▶ [GIVEN TASK]: Write out every line below that includes the word "wyszczególnienia".

▶ [DATASET EXCERPTS]:
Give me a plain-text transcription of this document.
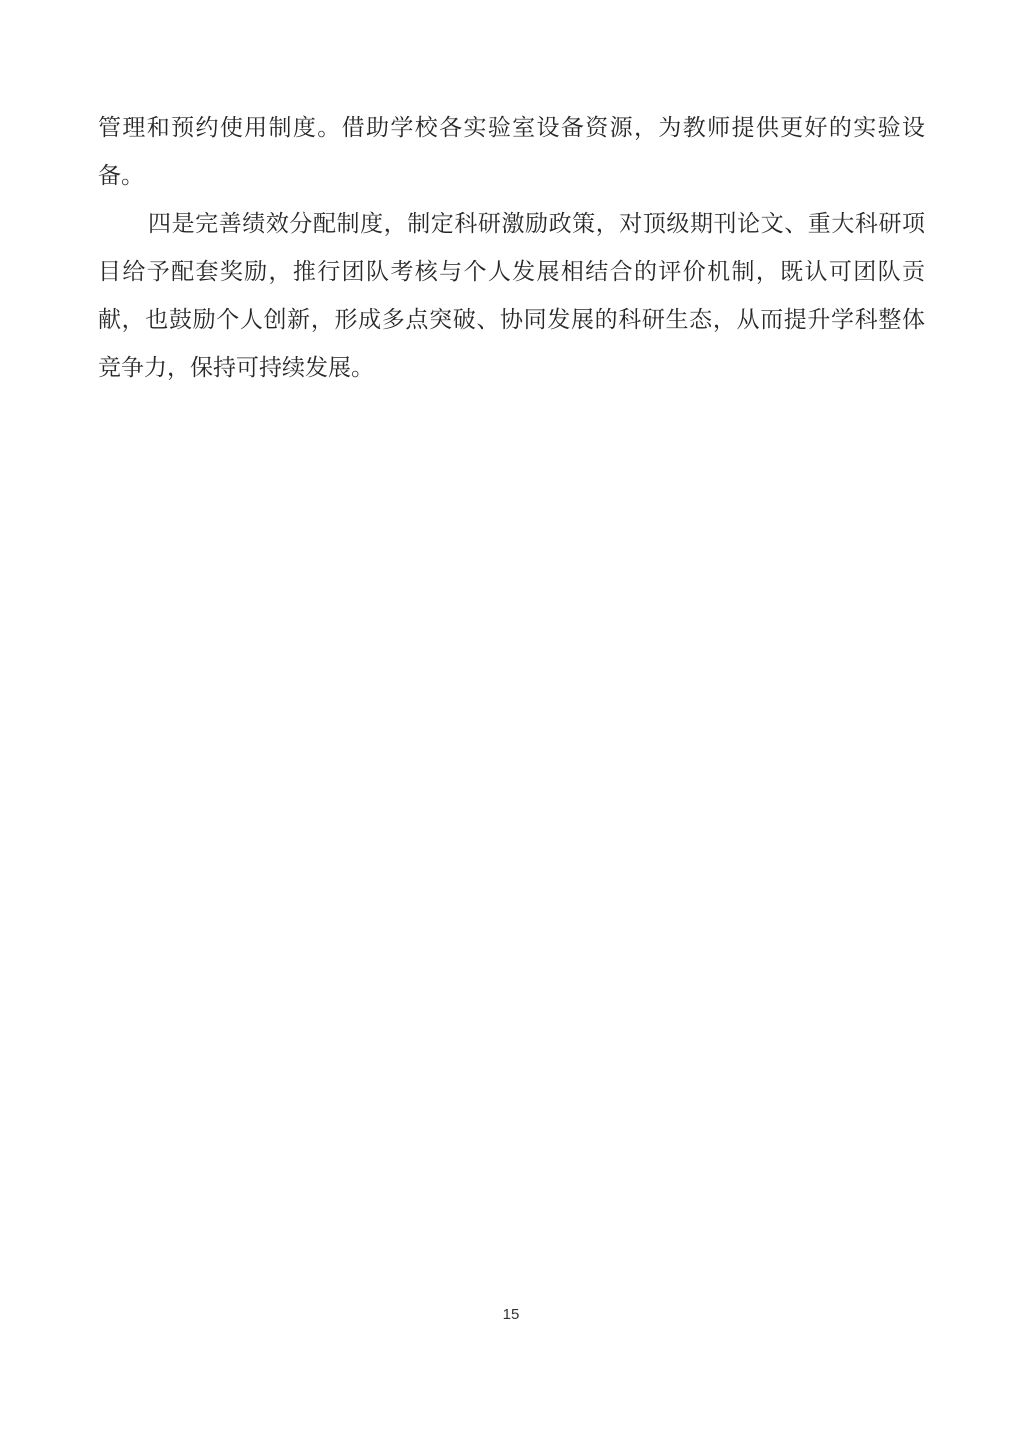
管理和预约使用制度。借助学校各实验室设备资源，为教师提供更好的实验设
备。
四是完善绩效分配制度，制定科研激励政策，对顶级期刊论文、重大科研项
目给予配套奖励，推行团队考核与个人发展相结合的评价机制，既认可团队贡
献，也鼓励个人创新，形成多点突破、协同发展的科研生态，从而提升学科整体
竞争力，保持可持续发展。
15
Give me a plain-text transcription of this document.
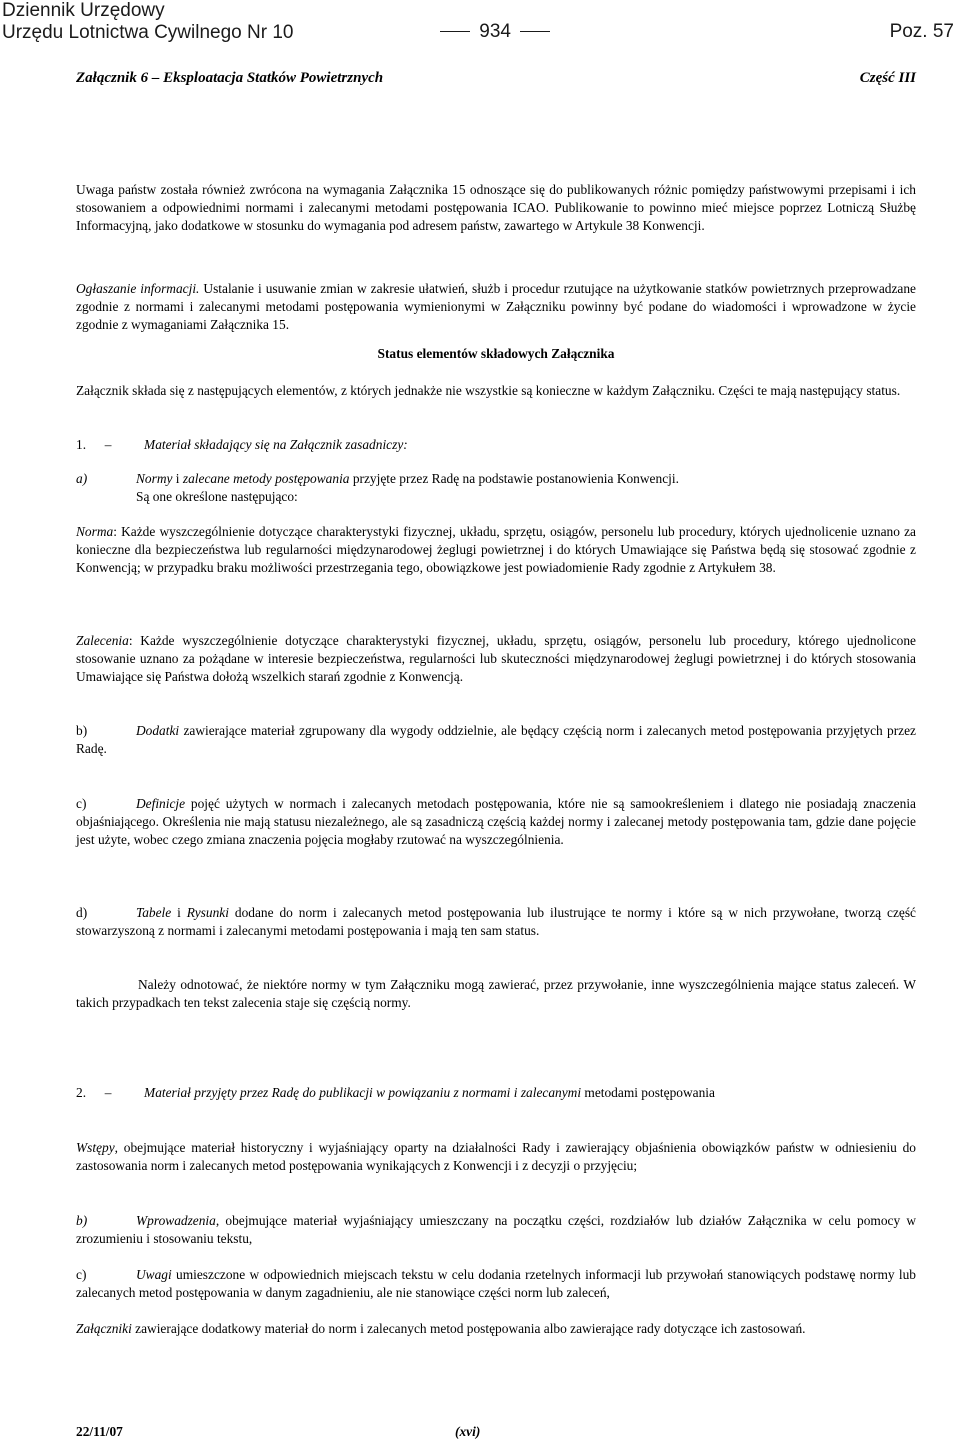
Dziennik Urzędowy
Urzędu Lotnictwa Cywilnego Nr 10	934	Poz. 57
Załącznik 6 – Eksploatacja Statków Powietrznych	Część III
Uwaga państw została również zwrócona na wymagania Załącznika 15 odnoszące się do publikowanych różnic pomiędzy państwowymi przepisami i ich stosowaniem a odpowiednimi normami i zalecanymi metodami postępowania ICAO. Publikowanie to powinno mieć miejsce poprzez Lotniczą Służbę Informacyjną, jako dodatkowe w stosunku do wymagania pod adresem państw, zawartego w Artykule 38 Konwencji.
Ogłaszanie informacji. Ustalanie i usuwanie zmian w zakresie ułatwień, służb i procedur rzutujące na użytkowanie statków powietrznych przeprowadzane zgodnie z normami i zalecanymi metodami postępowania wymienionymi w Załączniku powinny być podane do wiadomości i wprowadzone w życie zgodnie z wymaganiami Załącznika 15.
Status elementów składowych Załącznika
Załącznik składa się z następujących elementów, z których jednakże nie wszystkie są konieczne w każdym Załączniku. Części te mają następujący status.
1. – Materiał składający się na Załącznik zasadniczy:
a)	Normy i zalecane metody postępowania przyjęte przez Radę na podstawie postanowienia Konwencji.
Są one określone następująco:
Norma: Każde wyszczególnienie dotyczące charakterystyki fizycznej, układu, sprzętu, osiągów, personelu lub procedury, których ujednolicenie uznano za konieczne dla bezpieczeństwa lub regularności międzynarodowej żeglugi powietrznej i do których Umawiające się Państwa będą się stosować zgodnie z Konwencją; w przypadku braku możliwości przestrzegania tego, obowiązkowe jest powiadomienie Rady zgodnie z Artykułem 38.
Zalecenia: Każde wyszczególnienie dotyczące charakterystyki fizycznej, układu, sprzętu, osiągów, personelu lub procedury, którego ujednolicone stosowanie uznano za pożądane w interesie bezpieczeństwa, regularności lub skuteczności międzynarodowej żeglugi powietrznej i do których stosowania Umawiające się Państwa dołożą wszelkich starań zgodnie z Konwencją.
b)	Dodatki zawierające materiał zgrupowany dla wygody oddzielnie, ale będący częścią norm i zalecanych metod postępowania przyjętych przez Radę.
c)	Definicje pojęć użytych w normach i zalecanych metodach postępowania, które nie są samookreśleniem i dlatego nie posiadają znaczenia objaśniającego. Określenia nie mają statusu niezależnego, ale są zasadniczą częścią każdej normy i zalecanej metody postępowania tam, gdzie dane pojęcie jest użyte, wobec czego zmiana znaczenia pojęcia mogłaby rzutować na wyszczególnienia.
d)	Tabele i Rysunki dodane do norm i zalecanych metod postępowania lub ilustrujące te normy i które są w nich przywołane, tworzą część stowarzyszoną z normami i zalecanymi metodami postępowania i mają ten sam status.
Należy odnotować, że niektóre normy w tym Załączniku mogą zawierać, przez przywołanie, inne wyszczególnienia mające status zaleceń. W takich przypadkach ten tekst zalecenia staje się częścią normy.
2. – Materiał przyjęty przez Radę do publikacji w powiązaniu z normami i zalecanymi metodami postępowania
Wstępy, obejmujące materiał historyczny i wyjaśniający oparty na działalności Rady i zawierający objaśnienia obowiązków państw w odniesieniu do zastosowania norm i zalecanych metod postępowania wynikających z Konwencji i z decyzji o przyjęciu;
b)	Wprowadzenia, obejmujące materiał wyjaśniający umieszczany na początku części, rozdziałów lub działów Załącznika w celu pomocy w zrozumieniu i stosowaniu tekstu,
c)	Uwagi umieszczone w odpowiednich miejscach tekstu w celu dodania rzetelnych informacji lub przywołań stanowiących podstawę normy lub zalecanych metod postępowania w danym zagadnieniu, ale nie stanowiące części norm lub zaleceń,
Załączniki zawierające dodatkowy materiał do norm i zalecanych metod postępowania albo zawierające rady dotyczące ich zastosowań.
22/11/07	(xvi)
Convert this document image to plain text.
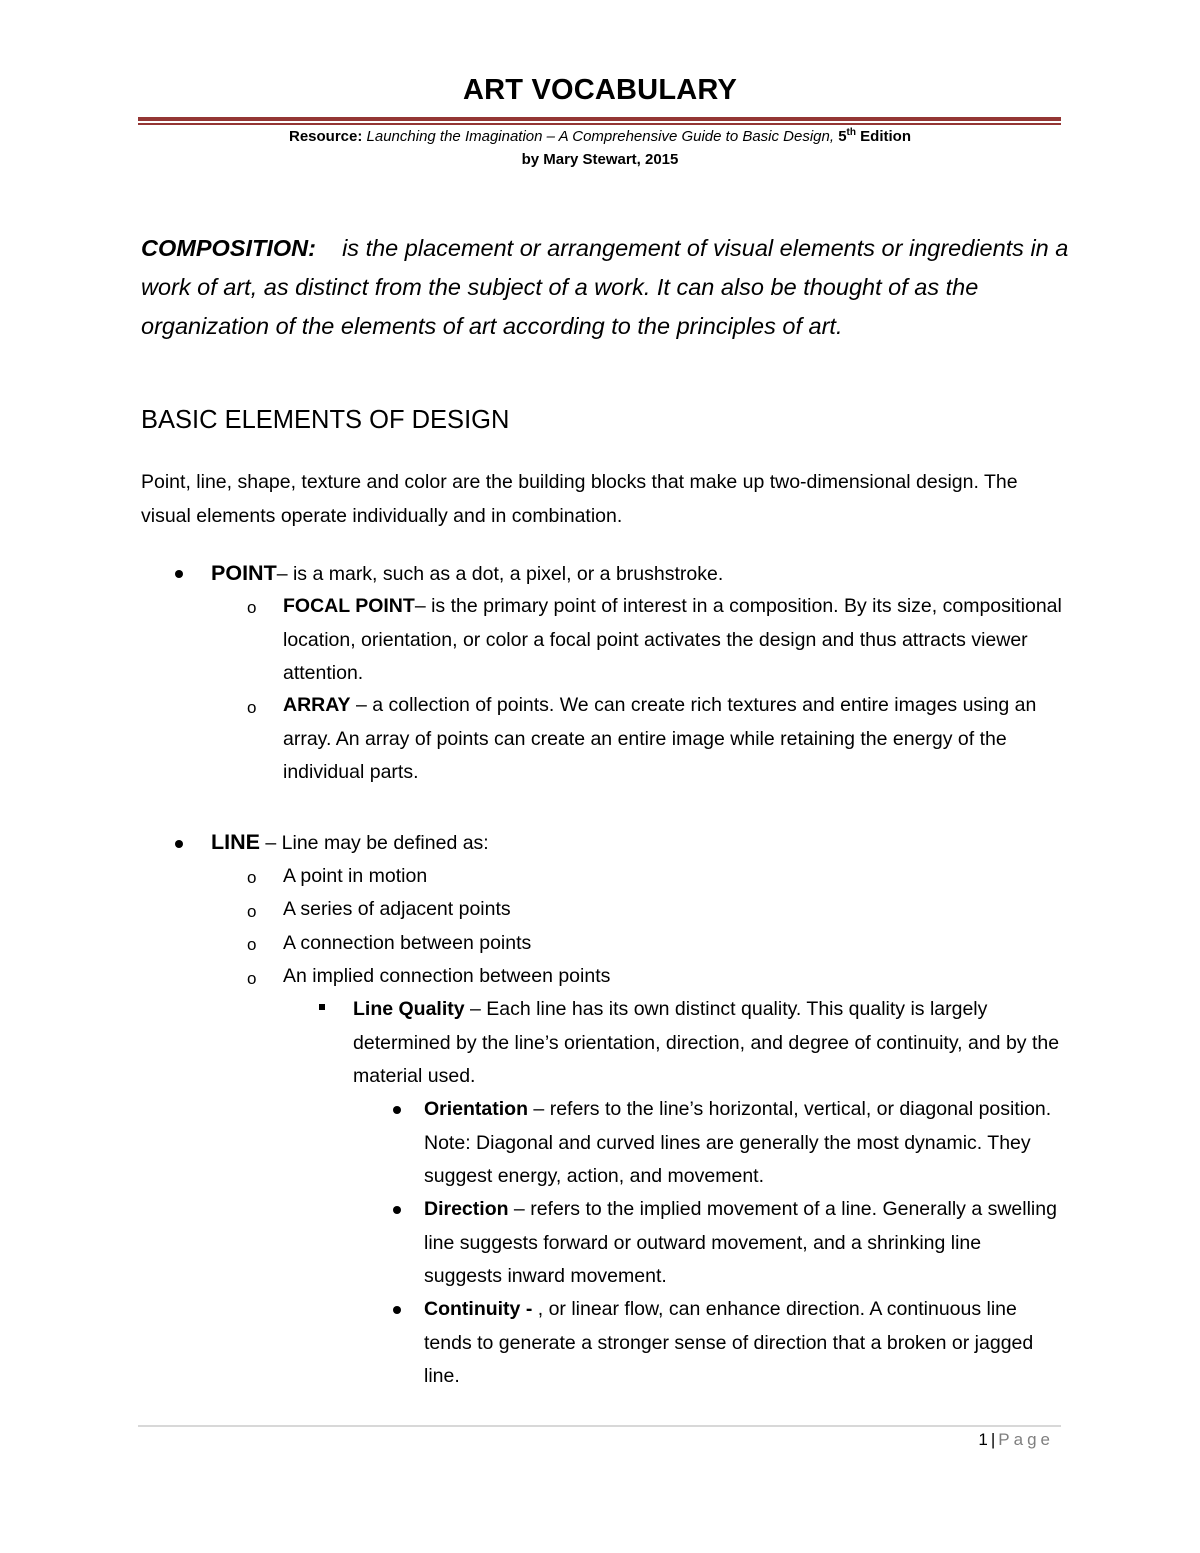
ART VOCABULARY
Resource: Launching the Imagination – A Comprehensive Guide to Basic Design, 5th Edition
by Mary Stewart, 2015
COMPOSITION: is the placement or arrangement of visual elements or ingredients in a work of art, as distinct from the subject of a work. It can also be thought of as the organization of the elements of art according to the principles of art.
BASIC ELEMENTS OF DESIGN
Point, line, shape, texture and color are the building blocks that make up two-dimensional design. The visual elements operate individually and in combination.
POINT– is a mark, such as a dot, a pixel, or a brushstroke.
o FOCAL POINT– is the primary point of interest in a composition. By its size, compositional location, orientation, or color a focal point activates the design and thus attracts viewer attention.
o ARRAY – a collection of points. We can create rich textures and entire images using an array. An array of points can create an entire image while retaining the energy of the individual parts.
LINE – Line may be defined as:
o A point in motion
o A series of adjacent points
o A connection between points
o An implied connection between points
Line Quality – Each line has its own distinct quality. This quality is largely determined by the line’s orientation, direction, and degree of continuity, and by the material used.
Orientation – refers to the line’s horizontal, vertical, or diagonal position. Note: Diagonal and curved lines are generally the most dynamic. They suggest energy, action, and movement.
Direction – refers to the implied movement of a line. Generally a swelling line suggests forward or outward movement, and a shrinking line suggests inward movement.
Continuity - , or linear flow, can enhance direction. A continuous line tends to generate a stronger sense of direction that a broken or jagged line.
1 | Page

▶ [FULL SOLUTION]:
c)	Definicje pojęć użytych w normach i zalecanych metodach postępowania, które nie są samookreśleniem i dlatego nie posiadają znaczenia objaśniającego. Określenia nie mają statusu niezależnego, ale są zasadniczą częścią każdej normy i zalecanej metody postępowania tam, gdzie dane pojęcie jest użyte, wobec czego zmiana znaczenia pojęcia mogłaby rzutować na wyszczególnienia.
Należy odnotować, że niektóre normy w tym Załączniku mogą zawierać, przez przywołanie, inne wyszczególnienia mające status zaleceń. W takich przypadkach ten tekst zalecenia staje się częścią normy.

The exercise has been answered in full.